*WHAT THE TASK REQUIRES:*
Write out the dove stone kill thread starting at "Nice one, Nico!" and ending at "(May 4, 2010)", substituting "filling dinner" for "hearty meal".

Begin SELECTED EXCERPT

# Dove stone kill



## Nico (Sep 10, 2010)

.


----------



## Dayhiker (Mar 13, 2010)

Nice one, Nico! How many does it take for a hearty meal for a big guy like you? Do you eat more than just the breast? Some of my acquaintances do that -- eat only the breast.


----------



## lucifer93 (May 4, 2010)

I also just eat the breasts just run your knife down the breast bone and two nice breasts. Good clean kill again Nico, well done mate.


----------



## Nico (Sep 10, 2010)

Hi guys,

Thanks for the comments, well usually three for me and I did try get others but I missed on another 15 yards away annoying the stones hit in front of the head of the dove or passed over it. Its funny you get one clean kill with one shot to miss at another after four shots. It happens that way sometimes, hey even a hawk has its share of misses despite its hunting efficiency and a jaguar sometimes misses too.

I got a clean kill and this one will wait in the freezer for others









It was dead upon impact no life no twitching nothing just boom and dead








Oh yeah I usually only eat the breast on these..


----------



## Chepo69 (May 1, 2010)

Eres Bravo Nico! eres Bravo!


----------



## ZDP-189 (Mar 14, 2010)

Deep fry it and serve with salt. Yummy










Link to recipe


----------



## jmplsnt (Jan 1, 2010)

End SELECTED EXCERPT
Begin LISTED RECORDS

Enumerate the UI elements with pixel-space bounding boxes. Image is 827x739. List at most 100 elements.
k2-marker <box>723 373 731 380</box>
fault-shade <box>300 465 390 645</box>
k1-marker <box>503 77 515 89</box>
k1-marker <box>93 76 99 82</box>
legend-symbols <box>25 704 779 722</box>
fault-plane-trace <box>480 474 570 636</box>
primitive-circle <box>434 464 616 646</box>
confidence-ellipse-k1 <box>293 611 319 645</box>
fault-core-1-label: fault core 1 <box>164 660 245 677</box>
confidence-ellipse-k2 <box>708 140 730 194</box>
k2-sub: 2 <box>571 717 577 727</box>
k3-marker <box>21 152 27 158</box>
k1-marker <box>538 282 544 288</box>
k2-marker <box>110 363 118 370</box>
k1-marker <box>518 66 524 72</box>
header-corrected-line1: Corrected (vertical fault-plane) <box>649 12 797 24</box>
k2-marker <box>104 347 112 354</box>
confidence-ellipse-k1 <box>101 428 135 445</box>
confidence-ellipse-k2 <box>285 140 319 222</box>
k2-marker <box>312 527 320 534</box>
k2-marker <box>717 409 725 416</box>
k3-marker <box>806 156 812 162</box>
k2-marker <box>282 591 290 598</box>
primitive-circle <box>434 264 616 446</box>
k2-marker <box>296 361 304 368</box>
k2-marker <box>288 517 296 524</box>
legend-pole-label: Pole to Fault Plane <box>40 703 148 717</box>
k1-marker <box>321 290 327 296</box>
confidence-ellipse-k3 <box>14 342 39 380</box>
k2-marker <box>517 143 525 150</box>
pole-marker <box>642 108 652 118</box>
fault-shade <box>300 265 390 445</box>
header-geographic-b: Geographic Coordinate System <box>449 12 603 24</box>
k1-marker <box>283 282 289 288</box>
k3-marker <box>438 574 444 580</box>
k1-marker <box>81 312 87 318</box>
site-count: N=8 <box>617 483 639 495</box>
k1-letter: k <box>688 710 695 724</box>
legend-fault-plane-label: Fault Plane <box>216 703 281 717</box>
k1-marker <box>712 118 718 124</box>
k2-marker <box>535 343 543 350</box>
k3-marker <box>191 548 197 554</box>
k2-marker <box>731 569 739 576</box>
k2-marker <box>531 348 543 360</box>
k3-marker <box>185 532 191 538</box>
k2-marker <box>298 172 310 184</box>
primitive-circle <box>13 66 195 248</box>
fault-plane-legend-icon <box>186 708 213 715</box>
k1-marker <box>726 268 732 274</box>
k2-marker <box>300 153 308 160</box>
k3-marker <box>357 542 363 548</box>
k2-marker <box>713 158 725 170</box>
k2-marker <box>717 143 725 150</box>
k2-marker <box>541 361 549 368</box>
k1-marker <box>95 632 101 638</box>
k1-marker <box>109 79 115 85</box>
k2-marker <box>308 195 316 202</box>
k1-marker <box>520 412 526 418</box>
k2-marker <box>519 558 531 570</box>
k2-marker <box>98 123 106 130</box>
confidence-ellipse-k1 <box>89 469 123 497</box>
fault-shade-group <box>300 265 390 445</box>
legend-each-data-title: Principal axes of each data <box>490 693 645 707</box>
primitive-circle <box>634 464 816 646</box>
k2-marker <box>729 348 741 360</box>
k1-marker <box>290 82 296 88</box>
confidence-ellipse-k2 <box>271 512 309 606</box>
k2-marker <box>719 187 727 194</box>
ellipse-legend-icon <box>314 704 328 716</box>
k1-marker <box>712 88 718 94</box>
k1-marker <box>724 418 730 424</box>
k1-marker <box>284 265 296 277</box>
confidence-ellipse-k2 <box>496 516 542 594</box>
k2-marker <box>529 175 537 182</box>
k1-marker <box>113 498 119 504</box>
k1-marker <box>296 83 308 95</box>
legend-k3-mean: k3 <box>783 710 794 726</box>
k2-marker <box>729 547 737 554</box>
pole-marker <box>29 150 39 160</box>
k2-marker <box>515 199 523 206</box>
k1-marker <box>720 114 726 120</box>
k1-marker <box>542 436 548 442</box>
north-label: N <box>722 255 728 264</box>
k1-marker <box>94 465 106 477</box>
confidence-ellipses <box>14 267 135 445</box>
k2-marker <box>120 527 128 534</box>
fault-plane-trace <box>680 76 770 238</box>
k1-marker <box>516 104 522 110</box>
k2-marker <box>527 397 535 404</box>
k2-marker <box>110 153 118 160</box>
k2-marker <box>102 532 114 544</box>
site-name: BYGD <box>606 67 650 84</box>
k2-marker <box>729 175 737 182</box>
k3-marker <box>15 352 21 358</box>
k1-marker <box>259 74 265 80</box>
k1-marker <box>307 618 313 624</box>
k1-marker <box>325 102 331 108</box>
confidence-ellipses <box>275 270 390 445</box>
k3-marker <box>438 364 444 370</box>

End LISTED RECORDS

*WRITTEN SOLUTION:*
Nice one, Nico! How many does it take for a filling dinner for a big guy like you? Do you eat more than just the breast? Some of my acquaintances do that -- eat only the breast.


----------



## lucifer93 (May 4, 2010)